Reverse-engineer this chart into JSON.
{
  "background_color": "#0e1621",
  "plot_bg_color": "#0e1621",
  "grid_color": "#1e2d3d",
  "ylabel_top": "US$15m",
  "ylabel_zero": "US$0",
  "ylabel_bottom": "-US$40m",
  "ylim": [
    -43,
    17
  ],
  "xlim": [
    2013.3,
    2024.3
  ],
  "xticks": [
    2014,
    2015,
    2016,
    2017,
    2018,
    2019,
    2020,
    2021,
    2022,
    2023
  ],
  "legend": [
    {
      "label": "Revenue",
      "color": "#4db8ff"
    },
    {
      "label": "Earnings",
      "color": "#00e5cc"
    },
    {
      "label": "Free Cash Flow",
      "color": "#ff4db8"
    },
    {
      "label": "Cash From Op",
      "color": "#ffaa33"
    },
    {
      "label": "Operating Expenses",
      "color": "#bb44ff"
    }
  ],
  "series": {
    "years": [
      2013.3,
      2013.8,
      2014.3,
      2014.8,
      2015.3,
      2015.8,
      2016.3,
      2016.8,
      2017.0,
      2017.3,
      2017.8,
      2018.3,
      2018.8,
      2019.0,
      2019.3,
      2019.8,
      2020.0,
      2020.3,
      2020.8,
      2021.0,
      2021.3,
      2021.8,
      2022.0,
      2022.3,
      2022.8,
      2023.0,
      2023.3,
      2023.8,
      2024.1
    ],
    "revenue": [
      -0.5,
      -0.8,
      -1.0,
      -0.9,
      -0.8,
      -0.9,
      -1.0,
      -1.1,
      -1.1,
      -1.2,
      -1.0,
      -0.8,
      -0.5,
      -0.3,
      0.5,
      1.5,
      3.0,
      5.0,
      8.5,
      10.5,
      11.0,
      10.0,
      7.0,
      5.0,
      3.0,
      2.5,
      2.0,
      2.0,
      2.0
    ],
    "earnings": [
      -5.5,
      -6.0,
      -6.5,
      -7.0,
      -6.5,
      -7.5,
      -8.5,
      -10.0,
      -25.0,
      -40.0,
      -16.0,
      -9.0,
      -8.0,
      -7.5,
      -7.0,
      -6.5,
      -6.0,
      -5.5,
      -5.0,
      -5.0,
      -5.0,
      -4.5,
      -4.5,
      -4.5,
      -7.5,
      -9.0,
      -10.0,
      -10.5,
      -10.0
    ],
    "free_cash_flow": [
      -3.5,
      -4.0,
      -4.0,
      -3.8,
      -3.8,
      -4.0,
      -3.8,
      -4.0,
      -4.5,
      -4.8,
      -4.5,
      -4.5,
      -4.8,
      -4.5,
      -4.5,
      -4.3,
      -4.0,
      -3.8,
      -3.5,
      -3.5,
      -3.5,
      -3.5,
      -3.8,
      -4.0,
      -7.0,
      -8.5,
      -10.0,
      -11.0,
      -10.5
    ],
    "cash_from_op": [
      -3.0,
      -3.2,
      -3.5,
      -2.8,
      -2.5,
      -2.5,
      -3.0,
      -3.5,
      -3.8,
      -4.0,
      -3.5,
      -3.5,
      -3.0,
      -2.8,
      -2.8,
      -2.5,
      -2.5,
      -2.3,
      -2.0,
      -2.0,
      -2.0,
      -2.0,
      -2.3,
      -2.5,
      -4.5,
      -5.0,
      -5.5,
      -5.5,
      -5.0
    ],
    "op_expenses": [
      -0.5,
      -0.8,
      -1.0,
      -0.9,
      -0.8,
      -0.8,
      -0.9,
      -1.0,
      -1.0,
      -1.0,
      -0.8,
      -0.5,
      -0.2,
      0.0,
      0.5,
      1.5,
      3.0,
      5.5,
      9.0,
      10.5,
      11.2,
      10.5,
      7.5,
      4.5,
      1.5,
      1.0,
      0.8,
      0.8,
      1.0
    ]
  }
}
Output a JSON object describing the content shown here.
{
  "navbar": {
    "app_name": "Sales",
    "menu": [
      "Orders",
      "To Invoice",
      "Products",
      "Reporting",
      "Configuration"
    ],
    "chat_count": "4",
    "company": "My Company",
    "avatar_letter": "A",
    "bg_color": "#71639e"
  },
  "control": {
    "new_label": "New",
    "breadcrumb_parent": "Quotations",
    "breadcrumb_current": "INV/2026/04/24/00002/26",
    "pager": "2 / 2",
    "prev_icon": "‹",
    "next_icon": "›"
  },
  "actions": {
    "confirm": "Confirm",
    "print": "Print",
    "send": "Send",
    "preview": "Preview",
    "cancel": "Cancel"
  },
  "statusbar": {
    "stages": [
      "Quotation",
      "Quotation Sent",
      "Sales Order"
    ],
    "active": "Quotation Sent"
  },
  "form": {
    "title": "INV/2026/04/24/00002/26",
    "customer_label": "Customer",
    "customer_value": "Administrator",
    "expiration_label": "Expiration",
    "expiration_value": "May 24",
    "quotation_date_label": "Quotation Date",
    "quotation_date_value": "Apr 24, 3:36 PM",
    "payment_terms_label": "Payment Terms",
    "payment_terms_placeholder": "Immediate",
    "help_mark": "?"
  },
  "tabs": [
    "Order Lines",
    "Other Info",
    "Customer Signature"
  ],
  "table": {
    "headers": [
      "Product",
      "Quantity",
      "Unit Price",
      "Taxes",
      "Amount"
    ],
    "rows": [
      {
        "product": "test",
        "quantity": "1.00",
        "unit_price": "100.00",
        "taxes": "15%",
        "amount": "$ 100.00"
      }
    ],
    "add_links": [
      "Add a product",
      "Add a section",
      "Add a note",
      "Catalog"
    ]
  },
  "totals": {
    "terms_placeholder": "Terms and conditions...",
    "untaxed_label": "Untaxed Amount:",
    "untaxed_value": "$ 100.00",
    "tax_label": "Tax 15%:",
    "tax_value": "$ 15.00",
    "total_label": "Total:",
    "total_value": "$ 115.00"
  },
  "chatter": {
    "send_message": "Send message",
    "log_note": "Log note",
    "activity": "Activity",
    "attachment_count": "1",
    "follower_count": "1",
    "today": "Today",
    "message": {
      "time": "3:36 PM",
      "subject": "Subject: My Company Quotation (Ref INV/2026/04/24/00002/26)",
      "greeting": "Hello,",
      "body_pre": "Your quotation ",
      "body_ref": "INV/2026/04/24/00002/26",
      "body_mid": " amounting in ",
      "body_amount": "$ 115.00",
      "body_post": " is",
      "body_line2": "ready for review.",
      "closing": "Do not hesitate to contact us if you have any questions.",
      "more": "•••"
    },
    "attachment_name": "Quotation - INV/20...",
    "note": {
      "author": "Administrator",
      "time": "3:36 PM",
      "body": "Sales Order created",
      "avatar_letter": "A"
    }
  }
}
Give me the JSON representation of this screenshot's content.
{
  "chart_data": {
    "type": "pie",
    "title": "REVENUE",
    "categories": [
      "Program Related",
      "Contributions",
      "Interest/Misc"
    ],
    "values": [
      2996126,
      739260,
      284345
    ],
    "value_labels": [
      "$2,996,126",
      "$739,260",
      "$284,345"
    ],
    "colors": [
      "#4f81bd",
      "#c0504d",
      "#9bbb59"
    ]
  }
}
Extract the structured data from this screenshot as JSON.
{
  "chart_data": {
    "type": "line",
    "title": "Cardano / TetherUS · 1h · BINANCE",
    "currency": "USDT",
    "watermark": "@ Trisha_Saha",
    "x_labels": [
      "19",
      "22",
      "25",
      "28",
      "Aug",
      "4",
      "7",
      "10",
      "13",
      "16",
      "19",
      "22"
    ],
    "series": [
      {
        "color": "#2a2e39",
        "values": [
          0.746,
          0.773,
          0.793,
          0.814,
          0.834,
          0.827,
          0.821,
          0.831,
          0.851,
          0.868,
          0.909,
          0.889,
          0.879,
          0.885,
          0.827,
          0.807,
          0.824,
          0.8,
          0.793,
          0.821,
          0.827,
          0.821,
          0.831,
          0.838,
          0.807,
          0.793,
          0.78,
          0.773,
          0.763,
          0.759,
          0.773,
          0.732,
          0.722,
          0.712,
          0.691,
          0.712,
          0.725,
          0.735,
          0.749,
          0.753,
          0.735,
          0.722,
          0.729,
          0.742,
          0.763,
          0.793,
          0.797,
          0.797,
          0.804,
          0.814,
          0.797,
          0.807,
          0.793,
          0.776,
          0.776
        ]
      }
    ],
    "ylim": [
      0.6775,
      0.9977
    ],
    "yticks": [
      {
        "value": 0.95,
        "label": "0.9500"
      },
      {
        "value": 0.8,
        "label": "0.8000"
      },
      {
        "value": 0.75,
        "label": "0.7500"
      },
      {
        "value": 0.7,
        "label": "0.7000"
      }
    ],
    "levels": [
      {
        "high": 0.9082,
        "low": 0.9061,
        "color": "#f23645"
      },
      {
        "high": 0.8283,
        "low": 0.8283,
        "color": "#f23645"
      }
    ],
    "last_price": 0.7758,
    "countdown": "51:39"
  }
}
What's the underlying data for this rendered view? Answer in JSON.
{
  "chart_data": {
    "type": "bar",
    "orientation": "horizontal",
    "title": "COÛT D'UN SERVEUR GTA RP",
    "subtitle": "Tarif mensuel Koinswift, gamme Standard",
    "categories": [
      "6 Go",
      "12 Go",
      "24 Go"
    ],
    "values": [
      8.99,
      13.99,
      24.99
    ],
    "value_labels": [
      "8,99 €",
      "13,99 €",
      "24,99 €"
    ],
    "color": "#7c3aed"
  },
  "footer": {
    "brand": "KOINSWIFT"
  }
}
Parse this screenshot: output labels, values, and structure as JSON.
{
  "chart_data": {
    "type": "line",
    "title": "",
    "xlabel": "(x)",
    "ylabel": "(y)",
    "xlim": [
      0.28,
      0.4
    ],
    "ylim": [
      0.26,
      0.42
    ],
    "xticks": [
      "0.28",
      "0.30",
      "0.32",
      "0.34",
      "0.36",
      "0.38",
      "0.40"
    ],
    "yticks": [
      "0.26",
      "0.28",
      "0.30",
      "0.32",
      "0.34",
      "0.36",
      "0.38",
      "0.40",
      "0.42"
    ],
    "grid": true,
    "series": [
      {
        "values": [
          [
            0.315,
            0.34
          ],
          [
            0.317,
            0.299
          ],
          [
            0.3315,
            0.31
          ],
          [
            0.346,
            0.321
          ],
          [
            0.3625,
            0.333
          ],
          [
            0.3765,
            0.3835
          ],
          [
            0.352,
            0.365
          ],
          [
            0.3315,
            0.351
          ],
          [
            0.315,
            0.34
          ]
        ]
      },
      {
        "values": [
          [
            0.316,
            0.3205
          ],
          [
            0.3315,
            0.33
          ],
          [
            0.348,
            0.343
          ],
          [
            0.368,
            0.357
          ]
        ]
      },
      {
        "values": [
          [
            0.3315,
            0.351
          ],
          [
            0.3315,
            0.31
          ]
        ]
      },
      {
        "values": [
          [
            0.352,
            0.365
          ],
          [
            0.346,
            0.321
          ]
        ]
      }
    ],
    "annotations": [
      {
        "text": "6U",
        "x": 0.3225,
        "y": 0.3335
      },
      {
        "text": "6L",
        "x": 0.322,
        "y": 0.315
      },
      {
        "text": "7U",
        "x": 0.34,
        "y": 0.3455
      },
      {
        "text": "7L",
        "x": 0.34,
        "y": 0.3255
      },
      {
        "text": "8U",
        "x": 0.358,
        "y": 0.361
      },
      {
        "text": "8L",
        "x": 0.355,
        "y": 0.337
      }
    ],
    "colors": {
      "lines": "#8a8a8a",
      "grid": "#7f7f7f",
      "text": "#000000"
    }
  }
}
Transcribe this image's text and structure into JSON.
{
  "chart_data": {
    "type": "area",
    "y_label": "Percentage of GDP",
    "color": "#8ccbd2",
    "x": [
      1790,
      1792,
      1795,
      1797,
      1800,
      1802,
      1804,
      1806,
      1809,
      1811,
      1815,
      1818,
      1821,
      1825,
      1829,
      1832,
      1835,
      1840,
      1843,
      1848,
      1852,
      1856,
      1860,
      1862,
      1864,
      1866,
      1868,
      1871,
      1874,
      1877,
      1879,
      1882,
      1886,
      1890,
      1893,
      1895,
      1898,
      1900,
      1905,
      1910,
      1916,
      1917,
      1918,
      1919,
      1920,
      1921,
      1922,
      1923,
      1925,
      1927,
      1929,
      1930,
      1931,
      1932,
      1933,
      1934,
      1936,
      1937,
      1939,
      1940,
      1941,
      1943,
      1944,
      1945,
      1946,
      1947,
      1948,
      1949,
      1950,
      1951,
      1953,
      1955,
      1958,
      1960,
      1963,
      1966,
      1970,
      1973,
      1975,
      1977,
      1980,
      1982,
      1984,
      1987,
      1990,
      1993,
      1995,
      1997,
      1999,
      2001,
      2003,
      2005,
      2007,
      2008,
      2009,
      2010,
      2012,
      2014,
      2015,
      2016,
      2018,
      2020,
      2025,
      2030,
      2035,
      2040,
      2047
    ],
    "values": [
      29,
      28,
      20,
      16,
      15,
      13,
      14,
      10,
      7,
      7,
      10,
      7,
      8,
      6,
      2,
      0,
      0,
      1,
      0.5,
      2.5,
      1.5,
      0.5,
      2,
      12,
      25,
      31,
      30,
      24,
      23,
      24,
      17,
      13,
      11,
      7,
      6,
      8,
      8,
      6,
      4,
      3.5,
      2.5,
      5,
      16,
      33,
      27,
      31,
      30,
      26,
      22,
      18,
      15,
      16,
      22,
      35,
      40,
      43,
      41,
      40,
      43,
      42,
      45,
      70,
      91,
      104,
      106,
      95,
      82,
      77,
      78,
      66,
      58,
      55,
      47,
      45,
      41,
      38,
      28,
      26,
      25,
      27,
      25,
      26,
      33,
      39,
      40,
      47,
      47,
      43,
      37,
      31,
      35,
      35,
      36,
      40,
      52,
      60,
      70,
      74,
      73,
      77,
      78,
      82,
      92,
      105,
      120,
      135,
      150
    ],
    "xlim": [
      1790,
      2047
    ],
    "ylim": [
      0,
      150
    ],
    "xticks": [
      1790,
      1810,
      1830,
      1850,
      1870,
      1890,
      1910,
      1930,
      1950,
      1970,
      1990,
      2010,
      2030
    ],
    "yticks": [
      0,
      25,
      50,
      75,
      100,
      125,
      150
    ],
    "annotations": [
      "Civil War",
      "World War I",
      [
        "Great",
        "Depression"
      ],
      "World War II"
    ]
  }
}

#### Exercise description
Keep only the lines that hold the string "Send", and copy them out.

#### Correct response
    "send": "Send",
    "send_message": "Send message",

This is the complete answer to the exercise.